> **EXERCISE AIM**: Find the lines of data that contain the string "this", then list them.

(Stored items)
↓
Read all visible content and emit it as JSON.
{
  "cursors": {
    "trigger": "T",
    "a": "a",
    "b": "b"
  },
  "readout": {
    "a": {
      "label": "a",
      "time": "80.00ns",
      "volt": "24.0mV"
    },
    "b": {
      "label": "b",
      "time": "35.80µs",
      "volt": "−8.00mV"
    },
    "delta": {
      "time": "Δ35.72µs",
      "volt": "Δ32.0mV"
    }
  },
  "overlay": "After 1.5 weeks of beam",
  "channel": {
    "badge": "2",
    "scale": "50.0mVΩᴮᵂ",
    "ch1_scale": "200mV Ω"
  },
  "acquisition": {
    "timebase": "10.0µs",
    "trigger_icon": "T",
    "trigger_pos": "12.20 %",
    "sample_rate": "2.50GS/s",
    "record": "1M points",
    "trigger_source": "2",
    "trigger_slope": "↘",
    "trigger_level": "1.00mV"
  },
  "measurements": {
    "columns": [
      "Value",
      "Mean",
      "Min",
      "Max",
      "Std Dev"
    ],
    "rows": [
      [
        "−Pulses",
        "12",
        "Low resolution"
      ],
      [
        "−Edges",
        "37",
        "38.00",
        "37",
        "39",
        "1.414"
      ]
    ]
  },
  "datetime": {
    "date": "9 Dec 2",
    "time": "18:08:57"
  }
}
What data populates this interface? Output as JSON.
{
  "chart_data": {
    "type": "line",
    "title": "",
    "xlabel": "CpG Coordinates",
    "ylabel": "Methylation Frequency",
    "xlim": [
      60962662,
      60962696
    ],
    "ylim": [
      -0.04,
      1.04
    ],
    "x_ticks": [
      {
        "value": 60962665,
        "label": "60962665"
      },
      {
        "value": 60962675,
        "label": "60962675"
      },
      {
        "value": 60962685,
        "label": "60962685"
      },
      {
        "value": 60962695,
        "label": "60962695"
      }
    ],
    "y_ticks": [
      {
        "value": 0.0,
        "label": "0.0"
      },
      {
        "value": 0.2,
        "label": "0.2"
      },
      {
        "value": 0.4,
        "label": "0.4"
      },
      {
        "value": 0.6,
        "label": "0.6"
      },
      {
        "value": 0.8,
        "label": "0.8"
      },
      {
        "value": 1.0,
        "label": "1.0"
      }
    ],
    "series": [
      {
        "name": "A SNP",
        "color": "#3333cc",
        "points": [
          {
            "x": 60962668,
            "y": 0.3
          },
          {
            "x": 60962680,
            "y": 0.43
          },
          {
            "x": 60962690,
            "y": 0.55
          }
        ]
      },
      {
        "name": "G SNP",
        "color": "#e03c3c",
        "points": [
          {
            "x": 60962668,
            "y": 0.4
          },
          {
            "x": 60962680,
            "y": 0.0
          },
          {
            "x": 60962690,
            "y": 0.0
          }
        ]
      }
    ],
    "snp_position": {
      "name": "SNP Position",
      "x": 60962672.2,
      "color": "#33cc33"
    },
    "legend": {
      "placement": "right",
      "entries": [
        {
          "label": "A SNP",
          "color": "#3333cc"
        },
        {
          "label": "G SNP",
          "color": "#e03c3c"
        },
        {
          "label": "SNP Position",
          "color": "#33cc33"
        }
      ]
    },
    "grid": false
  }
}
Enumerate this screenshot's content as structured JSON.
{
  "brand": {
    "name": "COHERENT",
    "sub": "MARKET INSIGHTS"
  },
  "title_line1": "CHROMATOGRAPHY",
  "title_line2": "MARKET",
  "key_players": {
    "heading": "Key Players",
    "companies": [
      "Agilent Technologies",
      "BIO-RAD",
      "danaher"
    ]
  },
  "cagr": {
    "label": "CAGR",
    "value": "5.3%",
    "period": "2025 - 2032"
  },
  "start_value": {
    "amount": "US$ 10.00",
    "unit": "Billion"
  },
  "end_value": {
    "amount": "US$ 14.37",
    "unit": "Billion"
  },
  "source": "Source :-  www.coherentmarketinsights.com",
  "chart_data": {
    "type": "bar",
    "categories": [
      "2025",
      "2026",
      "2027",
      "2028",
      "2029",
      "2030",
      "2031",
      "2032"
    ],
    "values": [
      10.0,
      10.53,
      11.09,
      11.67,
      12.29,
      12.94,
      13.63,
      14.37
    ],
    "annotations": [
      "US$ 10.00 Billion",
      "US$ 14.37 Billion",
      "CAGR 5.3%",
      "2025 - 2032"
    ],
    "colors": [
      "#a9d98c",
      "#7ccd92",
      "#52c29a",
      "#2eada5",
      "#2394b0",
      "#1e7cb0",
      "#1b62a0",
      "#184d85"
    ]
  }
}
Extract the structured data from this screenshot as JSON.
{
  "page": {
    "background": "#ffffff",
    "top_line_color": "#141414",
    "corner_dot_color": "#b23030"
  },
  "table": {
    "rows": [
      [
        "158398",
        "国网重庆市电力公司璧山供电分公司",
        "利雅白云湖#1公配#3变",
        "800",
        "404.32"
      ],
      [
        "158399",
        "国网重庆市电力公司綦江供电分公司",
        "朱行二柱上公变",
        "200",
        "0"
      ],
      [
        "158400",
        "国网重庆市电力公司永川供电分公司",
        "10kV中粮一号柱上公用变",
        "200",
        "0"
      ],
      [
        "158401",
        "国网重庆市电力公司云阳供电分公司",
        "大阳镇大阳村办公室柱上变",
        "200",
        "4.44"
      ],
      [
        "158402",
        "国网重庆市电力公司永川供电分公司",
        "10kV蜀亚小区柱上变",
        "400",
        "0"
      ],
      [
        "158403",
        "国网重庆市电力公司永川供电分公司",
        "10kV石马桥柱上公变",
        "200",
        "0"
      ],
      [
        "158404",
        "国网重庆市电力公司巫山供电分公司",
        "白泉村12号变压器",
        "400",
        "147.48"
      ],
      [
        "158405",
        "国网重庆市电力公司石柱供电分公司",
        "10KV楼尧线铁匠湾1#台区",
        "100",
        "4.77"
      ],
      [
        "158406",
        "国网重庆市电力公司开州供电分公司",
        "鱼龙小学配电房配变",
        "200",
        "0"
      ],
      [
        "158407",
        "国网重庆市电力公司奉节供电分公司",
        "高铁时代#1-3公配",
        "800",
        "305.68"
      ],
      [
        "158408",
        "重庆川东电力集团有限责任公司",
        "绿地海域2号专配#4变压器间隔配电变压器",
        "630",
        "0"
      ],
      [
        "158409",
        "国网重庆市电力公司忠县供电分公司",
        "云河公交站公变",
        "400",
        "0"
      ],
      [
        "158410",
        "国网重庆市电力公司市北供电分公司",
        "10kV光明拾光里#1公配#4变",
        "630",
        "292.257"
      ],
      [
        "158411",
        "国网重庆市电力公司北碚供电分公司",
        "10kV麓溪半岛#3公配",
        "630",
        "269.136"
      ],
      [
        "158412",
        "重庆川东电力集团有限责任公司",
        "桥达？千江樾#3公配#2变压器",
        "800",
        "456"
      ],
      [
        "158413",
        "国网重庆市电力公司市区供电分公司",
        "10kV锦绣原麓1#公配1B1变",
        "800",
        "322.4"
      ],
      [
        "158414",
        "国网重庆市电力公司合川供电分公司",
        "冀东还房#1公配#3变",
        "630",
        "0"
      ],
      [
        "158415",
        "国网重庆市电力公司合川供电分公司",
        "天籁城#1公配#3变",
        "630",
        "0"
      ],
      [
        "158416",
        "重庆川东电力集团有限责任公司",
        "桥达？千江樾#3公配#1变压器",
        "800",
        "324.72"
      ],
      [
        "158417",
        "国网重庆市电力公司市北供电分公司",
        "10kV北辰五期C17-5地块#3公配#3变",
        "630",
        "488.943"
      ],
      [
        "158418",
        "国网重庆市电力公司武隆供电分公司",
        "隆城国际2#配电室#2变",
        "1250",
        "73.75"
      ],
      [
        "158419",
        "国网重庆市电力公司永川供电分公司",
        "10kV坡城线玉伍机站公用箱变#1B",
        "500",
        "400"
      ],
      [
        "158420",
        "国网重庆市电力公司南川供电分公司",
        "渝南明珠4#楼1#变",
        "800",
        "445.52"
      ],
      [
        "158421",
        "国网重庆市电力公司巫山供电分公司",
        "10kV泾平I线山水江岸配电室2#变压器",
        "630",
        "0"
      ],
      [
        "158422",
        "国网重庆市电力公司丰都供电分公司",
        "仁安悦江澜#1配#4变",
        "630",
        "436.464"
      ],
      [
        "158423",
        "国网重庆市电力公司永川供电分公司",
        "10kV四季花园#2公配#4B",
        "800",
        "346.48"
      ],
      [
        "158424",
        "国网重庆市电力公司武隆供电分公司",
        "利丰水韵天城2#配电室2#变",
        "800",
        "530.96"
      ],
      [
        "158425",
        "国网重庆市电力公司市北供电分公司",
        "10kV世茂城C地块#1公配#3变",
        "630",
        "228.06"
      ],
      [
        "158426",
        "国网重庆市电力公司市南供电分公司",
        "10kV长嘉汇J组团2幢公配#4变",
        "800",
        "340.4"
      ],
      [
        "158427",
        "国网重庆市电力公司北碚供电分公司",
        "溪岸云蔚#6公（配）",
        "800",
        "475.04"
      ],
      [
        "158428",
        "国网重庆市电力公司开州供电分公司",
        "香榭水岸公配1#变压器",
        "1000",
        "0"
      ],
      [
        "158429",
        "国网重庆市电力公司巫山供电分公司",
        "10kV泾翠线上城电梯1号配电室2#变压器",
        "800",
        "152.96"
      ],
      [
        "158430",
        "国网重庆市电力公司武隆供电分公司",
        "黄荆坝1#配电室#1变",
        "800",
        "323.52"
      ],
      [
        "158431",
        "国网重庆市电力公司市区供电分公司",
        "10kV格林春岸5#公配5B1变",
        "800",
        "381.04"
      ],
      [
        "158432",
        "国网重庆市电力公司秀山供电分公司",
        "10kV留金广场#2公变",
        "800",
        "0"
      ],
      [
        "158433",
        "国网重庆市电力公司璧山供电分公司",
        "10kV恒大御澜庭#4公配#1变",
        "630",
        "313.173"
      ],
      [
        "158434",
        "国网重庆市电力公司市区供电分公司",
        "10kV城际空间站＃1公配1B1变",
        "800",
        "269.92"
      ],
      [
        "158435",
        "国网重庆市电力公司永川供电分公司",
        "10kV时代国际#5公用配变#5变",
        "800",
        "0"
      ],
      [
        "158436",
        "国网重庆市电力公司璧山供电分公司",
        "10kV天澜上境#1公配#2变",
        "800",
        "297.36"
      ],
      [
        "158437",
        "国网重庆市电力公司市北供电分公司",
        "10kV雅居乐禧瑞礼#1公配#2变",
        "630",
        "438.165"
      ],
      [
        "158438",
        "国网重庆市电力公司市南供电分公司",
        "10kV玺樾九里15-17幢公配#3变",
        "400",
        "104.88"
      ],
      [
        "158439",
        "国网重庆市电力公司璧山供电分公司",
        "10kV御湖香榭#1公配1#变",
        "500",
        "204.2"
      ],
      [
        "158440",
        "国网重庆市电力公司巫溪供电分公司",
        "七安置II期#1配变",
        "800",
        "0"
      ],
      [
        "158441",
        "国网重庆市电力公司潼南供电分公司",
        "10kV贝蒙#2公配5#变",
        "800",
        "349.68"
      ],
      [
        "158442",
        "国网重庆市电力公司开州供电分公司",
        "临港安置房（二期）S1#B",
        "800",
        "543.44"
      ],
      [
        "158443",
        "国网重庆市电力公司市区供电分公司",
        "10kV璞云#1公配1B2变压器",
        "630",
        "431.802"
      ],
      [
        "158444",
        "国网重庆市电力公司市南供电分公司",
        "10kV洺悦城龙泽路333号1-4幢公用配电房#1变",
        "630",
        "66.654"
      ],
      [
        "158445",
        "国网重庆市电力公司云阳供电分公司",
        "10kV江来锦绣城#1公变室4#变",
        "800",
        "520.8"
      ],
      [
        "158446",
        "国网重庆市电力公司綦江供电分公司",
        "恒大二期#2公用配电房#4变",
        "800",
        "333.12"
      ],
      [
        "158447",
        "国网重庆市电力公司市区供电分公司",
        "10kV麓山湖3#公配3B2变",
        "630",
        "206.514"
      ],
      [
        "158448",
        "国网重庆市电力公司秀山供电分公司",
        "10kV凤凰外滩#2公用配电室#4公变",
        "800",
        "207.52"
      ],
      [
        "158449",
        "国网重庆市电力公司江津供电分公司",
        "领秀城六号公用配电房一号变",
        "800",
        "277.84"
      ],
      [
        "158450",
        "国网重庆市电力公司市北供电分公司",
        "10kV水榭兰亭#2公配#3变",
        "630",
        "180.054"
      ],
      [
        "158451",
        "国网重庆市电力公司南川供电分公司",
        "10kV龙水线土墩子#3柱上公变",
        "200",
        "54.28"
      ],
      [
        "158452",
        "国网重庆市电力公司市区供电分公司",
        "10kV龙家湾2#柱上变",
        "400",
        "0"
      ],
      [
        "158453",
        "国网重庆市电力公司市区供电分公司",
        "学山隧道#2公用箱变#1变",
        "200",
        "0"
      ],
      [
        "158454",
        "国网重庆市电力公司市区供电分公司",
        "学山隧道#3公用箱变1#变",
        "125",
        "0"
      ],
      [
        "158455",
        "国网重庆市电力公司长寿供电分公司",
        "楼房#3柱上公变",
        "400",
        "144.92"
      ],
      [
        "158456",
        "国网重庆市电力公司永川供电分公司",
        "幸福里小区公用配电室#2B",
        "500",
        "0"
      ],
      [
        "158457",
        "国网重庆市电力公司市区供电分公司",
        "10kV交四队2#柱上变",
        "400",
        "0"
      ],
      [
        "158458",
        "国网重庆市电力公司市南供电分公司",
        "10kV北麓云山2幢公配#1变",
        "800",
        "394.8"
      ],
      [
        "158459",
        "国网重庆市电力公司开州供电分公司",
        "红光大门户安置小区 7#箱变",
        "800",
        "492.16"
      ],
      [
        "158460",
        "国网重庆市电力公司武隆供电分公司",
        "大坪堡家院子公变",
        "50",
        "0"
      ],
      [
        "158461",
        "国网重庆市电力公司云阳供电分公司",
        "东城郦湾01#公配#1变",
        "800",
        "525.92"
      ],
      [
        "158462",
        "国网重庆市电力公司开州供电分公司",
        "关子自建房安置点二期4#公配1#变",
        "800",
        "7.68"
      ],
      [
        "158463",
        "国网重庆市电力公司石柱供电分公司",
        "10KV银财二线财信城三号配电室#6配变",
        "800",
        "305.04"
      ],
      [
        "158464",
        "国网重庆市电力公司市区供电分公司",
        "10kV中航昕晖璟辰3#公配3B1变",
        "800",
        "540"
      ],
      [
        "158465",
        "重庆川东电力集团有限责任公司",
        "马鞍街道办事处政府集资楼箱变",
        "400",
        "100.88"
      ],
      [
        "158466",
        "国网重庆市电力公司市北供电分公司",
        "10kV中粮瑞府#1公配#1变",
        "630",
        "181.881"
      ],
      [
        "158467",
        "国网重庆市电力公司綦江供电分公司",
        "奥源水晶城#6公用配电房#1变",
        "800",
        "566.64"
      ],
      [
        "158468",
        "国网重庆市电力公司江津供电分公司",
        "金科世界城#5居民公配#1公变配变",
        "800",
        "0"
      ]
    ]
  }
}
↑
> **TASK RESPONSE**:
What data populates this interface? Output as JSON.
Enumerate this screenshot's content as structured JSON.
Extract the structured data from this screenshot as JSON.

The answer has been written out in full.